--- STATED EXERCISE ---
Check every line below for the word "like" and show those that hold it.

--- INPUT RECORDS ---
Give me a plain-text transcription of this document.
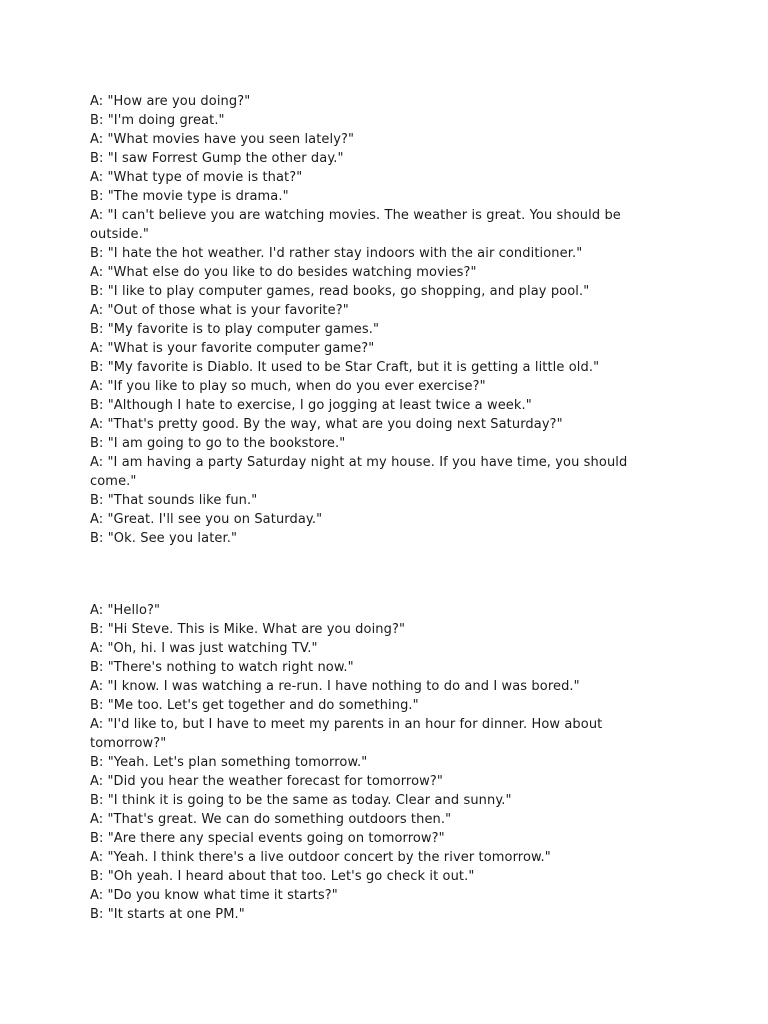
A: "How are you doing?"
B: "I'm doing great."
A: "What movies have you seen lately?"
B: "I saw Forrest Gump the other day."
A: "What type of movie is that?"
B: "The movie type is drama."
A: "I can't believe you are watching movies. The weather is great. You should be outside."
B: "I hate the hot weather. I'd rather stay indoors with the air conditioner."
A: "What else do you like to do besides watching movies?"
B: "I like to play computer games, read books, go shopping, and play pool."
A: "Out of those what is your favorite?"
B: "My favorite is to play computer games."
A: "What is your favorite computer game?"
B: "My favorite is Diablo. It used to be Star Craft, but it is getting a little old."
A: "If you like to play so much, when do you ever exercise?"
B: "Although I hate to exercise, I go jogging at least twice a week."
A: "That's pretty good. By the way, what are you doing next Saturday?"
B: "I am going to go to the bookstore."
A: "I am having a party Saturday night at my house. If you have time, you should come."
B: "That sounds like fun."
A: "Great. I'll see you on Saturday."
B: "Ok. See you later."
A: "Hello?"
B: "Hi Steve. This is Mike. What are you doing?"
A: "Oh, hi. I was just watching TV."
B: "There's nothing to watch right now."
A: "I know. I was watching a re-run. I have nothing to do and I was bored."
B: "Me too. Let's get together and do something."
A: "I'd like to, but I have to meet my parents in an hour for dinner. How about tomorrow?"
B: "Yeah. Let's plan something tomorrow."
A: "Did you hear the weather forecast for tomorrow?"
B: "I think it is going to be the same as today. Clear and sunny."
A: "That's great. We can do something outdoors then."
B: "Are there any special events going on tomorrow?"
A: "Yeah. I think there's a live outdoor concert by the river tomorrow."
B: "Oh yeah. I heard about that too. Let's go check it out."
A: "Do you know what time it starts?"
B: "It starts at one PM."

--- THE COMPLETED TASK ---
A: "What else do you like to do besides watching movies?"
B: "I like to play computer games, read books, go shopping, and play pool."
A: "If you like to play so much, when do you ever exercise?"
B: "That sounds like fun."
A: "I'd like to, but I have to meet my parents in an hour for dinner. How about tomorrow?"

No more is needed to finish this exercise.